Problem statement: Print all of the data exactly.

Dataset records:
|---|

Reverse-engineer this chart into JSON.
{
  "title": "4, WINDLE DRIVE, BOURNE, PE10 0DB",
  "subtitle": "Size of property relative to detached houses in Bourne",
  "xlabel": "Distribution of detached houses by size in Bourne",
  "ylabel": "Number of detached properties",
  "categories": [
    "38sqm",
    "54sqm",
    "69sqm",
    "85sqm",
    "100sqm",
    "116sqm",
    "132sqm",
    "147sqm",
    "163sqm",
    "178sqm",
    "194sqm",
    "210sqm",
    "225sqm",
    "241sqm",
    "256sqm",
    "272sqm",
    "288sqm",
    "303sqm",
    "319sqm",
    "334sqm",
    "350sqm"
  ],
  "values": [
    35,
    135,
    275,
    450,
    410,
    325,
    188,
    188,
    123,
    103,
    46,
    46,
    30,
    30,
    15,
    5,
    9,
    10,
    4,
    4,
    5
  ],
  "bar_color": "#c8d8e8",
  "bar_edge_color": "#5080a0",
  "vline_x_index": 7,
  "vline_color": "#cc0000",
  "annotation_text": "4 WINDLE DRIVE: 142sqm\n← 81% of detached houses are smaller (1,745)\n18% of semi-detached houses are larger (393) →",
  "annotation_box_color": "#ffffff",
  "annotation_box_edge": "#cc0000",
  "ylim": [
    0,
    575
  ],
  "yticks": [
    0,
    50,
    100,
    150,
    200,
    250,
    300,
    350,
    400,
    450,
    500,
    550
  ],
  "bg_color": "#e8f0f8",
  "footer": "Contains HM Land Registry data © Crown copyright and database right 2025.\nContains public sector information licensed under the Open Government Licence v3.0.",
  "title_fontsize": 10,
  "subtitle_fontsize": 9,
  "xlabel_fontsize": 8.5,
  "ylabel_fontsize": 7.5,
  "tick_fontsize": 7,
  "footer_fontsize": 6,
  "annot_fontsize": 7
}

|---|

Problem solution:
Reverse-engineer this chart into JSON.
{
  "title": "4, WINDLE DRIVE, BOURNE, PE10 0DB",
  "subtitle": "Size of property relative to detached houses in Bourne",
  "xlabel": "Distribution of detached houses by size in Bourne",
  "ylabel": "Number of detached properties",
  "categories": [
    "38sqm",
    "54sqm",
    "69sqm",
    "85sqm",
    "100sqm",
    "116sqm",
    "132sqm",
    "147sqm",
    "163sqm",
    "178sqm",
    "194sqm",
    "210sqm",
    "225sqm",
    "241sqm",
    "256sqm",
    "272sqm",
    "288sqm",
    "303sqm",
    "319sqm",
    "334sqm",
    "350sqm"
  ],
  "values": [
    35,
    135,
    275,
    450,
    410,
    325,
    188,
    188,
    123,
    103,
    46,
    46,
    30,
    30,
    15,
    5,
    9,
    10,
    4,
    4,
    5
  ],
  "bar_color": "#c8d8e8",
  "bar_edge_color": "#5080a0",
  "vline_x_index": 7,
  "vline_color": "#cc0000",
  "annotation_text": "4 WINDLE DRIVE: 142sqm\n← 81% of detached houses are smaller (1,745)\n18% of semi-detached houses are larger (393) →",
  "annotation_box_color": "#ffffff",
  "annotation_box_edge": "#cc0000",
  "ylim": [
    0,
    575
  ],
  "yticks": [
    0,
    50,
    100,
    150,
    200,
    250,
    300,
    350,
    400,
    450,
    500,
    550
  ],
  "bg_color": "#e8f0f8",
  "footer": "Contains HM Land Registry data © Crown copyright and database right 2025.\nContains public sector information licensed under the Open Government Licence v3.0.",
  "title_fontsize": 10,
  "subtitle_fontsize": 9,
  "xlabel_fontsize": 8.5,
  "ylabel_fontsize": 7.5,
  "tick_fontsize": 7,
  "footer_fontsize": 6,
  "annot_fontsize": 7
}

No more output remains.